Exercise objective: Restate the entries below verbatim.

━━━ Record excerpts ━━━

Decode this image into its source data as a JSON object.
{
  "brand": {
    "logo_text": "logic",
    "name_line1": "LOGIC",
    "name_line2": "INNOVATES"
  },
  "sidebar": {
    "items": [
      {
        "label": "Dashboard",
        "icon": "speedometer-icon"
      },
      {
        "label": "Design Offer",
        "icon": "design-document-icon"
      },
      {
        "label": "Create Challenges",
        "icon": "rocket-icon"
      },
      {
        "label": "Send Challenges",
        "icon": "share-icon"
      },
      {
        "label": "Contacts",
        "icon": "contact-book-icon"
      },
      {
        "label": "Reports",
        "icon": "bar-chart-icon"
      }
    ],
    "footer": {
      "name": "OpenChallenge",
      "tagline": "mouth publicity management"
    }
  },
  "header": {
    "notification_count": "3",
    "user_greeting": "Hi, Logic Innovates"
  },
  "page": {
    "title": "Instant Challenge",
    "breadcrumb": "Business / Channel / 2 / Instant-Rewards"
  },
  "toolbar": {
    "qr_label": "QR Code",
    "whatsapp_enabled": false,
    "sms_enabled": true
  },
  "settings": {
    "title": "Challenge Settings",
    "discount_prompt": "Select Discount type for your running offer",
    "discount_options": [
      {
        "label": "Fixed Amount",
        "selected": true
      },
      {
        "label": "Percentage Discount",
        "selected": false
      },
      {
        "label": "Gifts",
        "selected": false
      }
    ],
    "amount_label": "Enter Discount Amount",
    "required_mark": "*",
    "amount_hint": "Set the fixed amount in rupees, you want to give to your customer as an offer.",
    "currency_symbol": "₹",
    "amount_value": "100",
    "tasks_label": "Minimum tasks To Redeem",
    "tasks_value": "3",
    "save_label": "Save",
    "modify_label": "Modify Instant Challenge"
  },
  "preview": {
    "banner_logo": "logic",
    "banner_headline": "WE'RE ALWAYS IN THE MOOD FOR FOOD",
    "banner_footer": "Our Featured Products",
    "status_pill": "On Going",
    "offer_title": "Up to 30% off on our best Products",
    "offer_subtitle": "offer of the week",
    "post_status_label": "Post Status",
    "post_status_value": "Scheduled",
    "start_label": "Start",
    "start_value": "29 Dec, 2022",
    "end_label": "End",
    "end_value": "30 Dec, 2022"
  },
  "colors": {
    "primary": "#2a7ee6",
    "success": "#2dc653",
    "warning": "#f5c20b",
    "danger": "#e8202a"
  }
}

━━━

Output of the exercise:
Decode this image into its source data as a JSON object.
{
  "brand": {
    "logo_text": "logic",
    "name_line1": "LOGIC",
    "name_line2": "INNOVATES"
  },
  "sidebar": {
    "items": [
      {
        "label": "Dashboard",
        "icon": "speedometer-icon"
      },
      {
        "label": "Design Offer",
        "icon": "design-document-icon"
      },
      {
        "label": "Create Challenges",
        "icon": "rocket-icon"
      },
      {
        "label": "Send Challenges",
        "icon": "share-icon"
      },
      {
        "label": "Contacts",
        "icon": "contact-book-icon"
      },
      {
        "label": "Reports",
        "icon": "bar-chart-icon"
      }
    ],
    "footer": {
      "name": "OpenChallenge",
      "tagline": "mouth publicity management"
    }
  },
  "header": {
    "notification_count": "3",
    "user_greeting": "Hi, Logic Innovates"
  },
  "page": {
    "title": "Instant Challenge",
    "breadcrumb": "Business / Channel / 2 / Instant-Rewards"
  },
  "toolbar": {
    "qr_label": "QR Code",
    "whatsapp_enabled": false,
    "sms_enabled": true
  },
  "settings": {
    "title": "Challenge Settings",
    "discount_prompt": "Select Discount type for your running offer",
    "discount_options": [
      {
        "label": "Fixed Amount",
        "selected": true
      },
      {
        "label": "Percentage Discount",
        "selected": false
      },
      {
        "label": "Gifts",
        "selected": false
      }
    ],
    "amount_label": "Enter Discount Amount",
    "required_mark": "*",
    "amount_hint": "Set the fixed amount in rupees, you want to give to your customer as an offer.",
    "currency_symbol": "₹",
    "amount_value": "100",
    "tasks_label": "Minimum tasks To Redeem",
    "tasks_value": "3",
    "save_label": "Save",
    "modify_label": "Modify Instant Challenge"
  },
  "preview": {
    "banner_logo": "logic",
    "banner_headline": "WE'RE ALWAYS IN THE MOOD FOR FOOD",
    "banner_footer": "Our Featured Products",
    "status_pill": "On Going",
    "offer_title": "Up to 30% off on our best Products",
    "offer_subtitle": "offer of the week",
    "post_status_label": "Post Status",
    "post_status_value": "Scheduled",
    "start_label": "Start",
    "start_value": "29 Dec, 2022",
    "end_label": "End",
    "end_value": "30 Dec, 2022"
  },
  "colors": {
    "primary": "#2a7ee6",
    "success": "#2dc653",
    "warning": "#f5c20b",
    "danger": "#e8202a"
  }
}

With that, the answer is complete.